| Text provided |
· · · ·

Open pit opportunity

T3 is a copper and silver project based in Botswana’s Kalahari Copper Belt. It is 30pc-owned by Metal Tiger and 70pc-owned and operated by MOD Resources (ASX:MOD), an Australian copper miner where Metal Tiger has built up a c.6pc stake.

The JV partners recently completed a pre-feasibility study (PFS) on T3’s open pit, which has a mineral reserve of 21.4Mt containing around 218kt of copper. The PFS base case, which used a processing rate of 2.5Mtpa over a 9-year life of mine (LOM) at a copper price of $3.20 for the first 2 years and $3 thereafter (it’s actually $3.20 for the first 2 years and then 3$ flat thereafter) gave the open pit an NPV(8) of $281m. It also gave it annual free cash flow of $77m from production, all-in sustaining costs of $1.36/lb and payback 2.7 years from production. Copper in concentrate over the LOM is expected to come in at 203kt with average production of 23kt a year.

McNeilly told us that although the JV was happy with these figures, they were calculated using a conservative outlook: ‘The numbers on the T3 base case and expansion case are done with banks in mind. They use consensus copper price as forecasted by several banks. If you have a slightly more positive outlook on copper then obviously T3’s economics improve dramatically.’

Expected timeline of T3 Open Pit Development

As the timeline above shows, the JV partners will now carry out a detailed feasibility study, which is expected to complete early next year alongside the necessary environmental approvals. The firms then hope to carry out the design and construction of T3 in 2019 before production begins in 2020. For his part, McNeilly is confident going forward:

‘After the feasibility study, a decision is taken on whether to develop further. It seems clear to me, given the numbers, that this will be a mine- subject to suitable financing. Everything indicates that this should be pushed forward towards being developed- it should produce a very clean concentrate that should be in high demand.’

Two bites of the cherry

The open pit is planned to be a ‘starter mine’ on the road to establishing Metal Tiger and MOD’s JV as an operator in Botswana, with both businesses keen on the country as an operating jurisdiction. Botswana has a long-established mining industry, plenty of infrastructure, a supportive and stable government, and a favourable tax regime- copper royalties are c.3pc.

· · · ·

| Recorded information |

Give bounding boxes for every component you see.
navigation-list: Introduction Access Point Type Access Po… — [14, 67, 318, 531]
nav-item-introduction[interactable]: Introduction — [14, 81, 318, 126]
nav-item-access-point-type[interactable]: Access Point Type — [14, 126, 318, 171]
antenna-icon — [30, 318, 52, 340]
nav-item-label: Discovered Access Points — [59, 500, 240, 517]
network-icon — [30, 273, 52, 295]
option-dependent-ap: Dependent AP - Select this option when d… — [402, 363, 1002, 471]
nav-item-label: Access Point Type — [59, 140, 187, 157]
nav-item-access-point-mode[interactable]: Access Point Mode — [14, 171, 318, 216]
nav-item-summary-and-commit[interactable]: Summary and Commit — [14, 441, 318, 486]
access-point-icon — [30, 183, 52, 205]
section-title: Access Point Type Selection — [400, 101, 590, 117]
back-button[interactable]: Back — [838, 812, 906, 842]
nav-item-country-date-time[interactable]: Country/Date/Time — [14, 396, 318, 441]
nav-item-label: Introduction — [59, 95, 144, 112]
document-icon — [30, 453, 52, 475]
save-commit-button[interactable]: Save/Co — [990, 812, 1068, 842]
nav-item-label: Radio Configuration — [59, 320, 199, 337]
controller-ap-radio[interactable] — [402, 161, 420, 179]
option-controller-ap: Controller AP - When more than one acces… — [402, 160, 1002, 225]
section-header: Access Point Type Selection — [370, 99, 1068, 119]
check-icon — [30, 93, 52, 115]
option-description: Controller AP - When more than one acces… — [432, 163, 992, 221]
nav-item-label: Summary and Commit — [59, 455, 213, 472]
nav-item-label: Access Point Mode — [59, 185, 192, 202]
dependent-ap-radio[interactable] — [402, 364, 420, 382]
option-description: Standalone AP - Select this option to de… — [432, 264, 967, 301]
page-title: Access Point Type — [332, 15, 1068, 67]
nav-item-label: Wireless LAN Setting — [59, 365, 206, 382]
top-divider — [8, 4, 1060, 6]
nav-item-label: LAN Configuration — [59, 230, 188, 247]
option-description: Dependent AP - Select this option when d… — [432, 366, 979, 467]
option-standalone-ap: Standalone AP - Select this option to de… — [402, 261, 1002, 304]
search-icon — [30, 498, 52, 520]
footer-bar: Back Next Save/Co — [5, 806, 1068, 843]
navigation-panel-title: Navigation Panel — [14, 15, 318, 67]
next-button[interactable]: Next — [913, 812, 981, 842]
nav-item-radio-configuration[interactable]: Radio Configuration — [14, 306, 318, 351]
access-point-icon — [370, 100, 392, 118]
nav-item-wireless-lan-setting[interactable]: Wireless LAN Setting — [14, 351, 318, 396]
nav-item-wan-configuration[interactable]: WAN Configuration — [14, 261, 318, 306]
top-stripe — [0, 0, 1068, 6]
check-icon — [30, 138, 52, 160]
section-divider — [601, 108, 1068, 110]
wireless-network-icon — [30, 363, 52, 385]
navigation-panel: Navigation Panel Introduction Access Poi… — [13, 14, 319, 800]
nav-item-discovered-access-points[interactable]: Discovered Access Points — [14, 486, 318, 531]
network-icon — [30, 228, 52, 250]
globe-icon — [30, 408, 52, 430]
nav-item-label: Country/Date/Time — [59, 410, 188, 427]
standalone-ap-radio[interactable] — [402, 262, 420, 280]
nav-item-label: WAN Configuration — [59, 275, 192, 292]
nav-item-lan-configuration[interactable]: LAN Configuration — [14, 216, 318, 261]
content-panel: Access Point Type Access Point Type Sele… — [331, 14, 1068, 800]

· · · ·

| Stated task 1 |
Using the article on the T3 copper project, decide whether each statement agrees with it. Answer yes or no for each and quote the deciding words.
(a) MOD Resources holds 70pc of T3 and operates it.
(b) The pre-feasibility study base case assumed a processing rate of 3Mtpa.
(c) Copper royalties in Botswana are around 10pc.
| Stated task 2 |
According to the article on the T3 copper project, what all-in sustaining costs did the pre-feasibility study base case give the open pit?
| Stated task 3 |
List every feature of Botswana that the article on the T3 copper project names when describing the country as an operating jurisdiction.

| Written solution 1 |
(a) Yes: "70pc-owned and operated by MOD Resources"
(b) No: "used a processing rate of 2.5Mtpa"
(c) No: "copper royalties are c.3pc"

| Written solution 2 |
$1.36/lb

| Written solution 3 |
- a long-established mining industry
- plenty of infrastructure
- a supportive and stable government
- a favourable tax regime